-- begin EXERCISE INPUT --
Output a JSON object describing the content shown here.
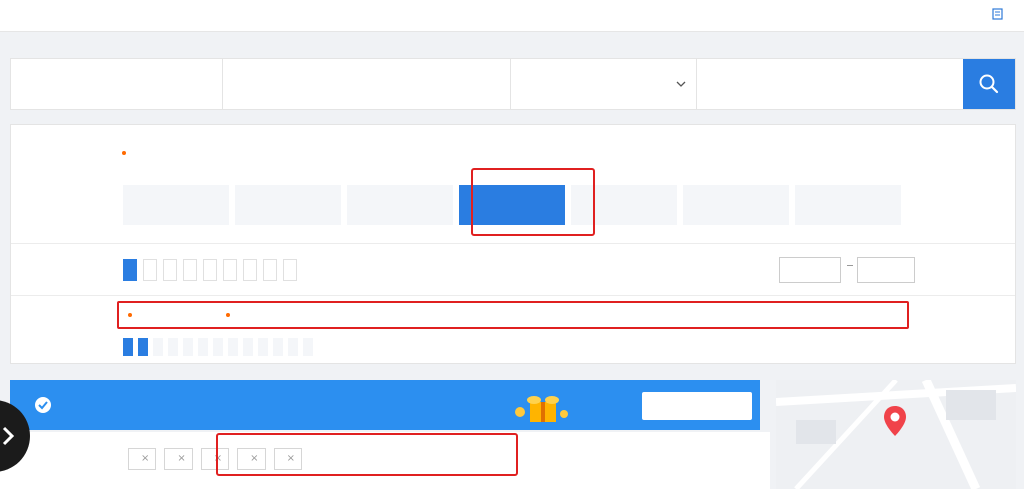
{
  "topnav": {
    "tabs": [
      "",
      "",
      "",
      ""
    ],
    "order": ""
  },
  "search": {
    "destination": {
      "label": "",
      "value": ""
    },
    "checkin": {
      "label": "",
      "value": ""
    },
    "nights": "",
    "checkout": {
      "label": "",
      "value": ""
    },
    "rooms": {
      "label": "",
      "value": ""
    },
    "keyword": {
      "label": "",
      "placeholder": ""
    }
  },
  "filter": {
    "location": {
      "title": "",
      "tabs": [
        "",
        "",
        "",
        ""
      ],
      "areas": [
        {
          "name": "",
          "pct": ""
        },
        {
          "name": "",
          "pct": ""
        },
        {
          "name": "",
          "pct": ""
        },
        {
          "name": "",
          "pct": ""
        },
        {
          "name": "",
          "pct": ""
        },
        {
          "name": "",
          "pct": ""
        },
        {
          "name": "",
          "pct": ""
        }
      ],
      "more": ""
    },
    "star": {
      "title": "",
      "options": [
        "",
        "",
        "",
        "",
        "",
        "",
        "",
        "",
        "",
        ""
      ],
      "min_placeholder": "",
      "max_placeholder": ""
    },
    "advanced": {
      "title": "",
      "options": [
        "",
        "",
        "",
        "",
        "",
        "",
        "",
        "",
        "",
        "",
        "",
        ""
      ],
      "tags": [
        "",
        "",
        "",
        "",
        "",
        "",
        "",
        "",
        "",
        "",
        "",
        "",
        "",
        "",
        ""
      ],
      "more": ""
    }
  },
  "banner": {
    "text": "",
    "button": ""
  },
  "results": {
    "count": "",
    "chips": [
      "",
      "",
      "",
      "",
      ""
    ],
    "clear": ""
  },
  "map": {
    "label": ""
  },
  "colors": {
    "accent": "#2a7de1",
    "highlight": "#e02020",
    "orange": "#ff7a00"
  }
}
-- end EXERCISE INPUT --
• EXERCISE INSTRUCTIONS:
Repeat the records above exactly, leaving out any pictures they contain.

• RESULT OF THE TASK:
Output a JSON object describing the content shown here.
{
  "topnav": {
    "tabs": [
      "",
      "",
      "",
      ""
    ],
    "order": ""
  },
  "search": {
    "destination": {
      "label": "",
      "value": ""
    },
    "checkin": {
      "label": "",
      "value": ""
    },
    "nights": "",
    "checkout": {
      "label": "",
      "value": ""
    },
    "rooms": {
      "label": "",
      "value": ""
    },
    "keyword": {
      "label": "",
      "placeholder": ""
    }
  },
  "filter": {
    "location": {
      "title": "",
      "tabs": [
        "",
        "",
        "",
        ""
      ],
      "areas": [
        {
          "name": "",
          "pct": ""
        },
        {
          "name": "",
          "pct": ""
        },
        {
          "name": "",
          "pct": ""
        },
        {
          "name": "",
          "pct": ""
        },
        {
          "name": "",
          "pct": ""
        },
        {
          "name": "",
          "pct": ""
        },
        {
          "name": "",
          "pct": ""
        }
      ],
      "more": ""
    },
    "star": {
      "title": "",
      "options": [
        "",
        "",
        "",
        "",
        "",
        "",
        "",
        "",
        "",
        ""
      ],
      "min_placeholder": "",
      "max_placeholder": ""
    },
    "advanced": {
      "title": "",
      "options": [
        "",
        "",
        "",
        "",
        "",
        "",
        "",
        "",
        "",
        "",
        "",
        ""
      ],
      "tags": [
        "",
        "",
        "",
        "",
        "",
        "",
        "",
        "",
        "",
        "",
        "",
        "",
        "",
        "",
        ""
      ],
      "more": ""
    }
  },
  "banner": {
    "text": "",
    "button": ""
  },
  "results": {
    "count": "",
    "chips": [
      "",
      "",
      "",
      "",
      ""
    ],
    "clear": ""
  },
  "map": {
    "label": ""
  },
  "colors": {
    "accent": "#2a7de1",
    "highlight": "#e02020",
    "orange": "#ff7a00"
  }
}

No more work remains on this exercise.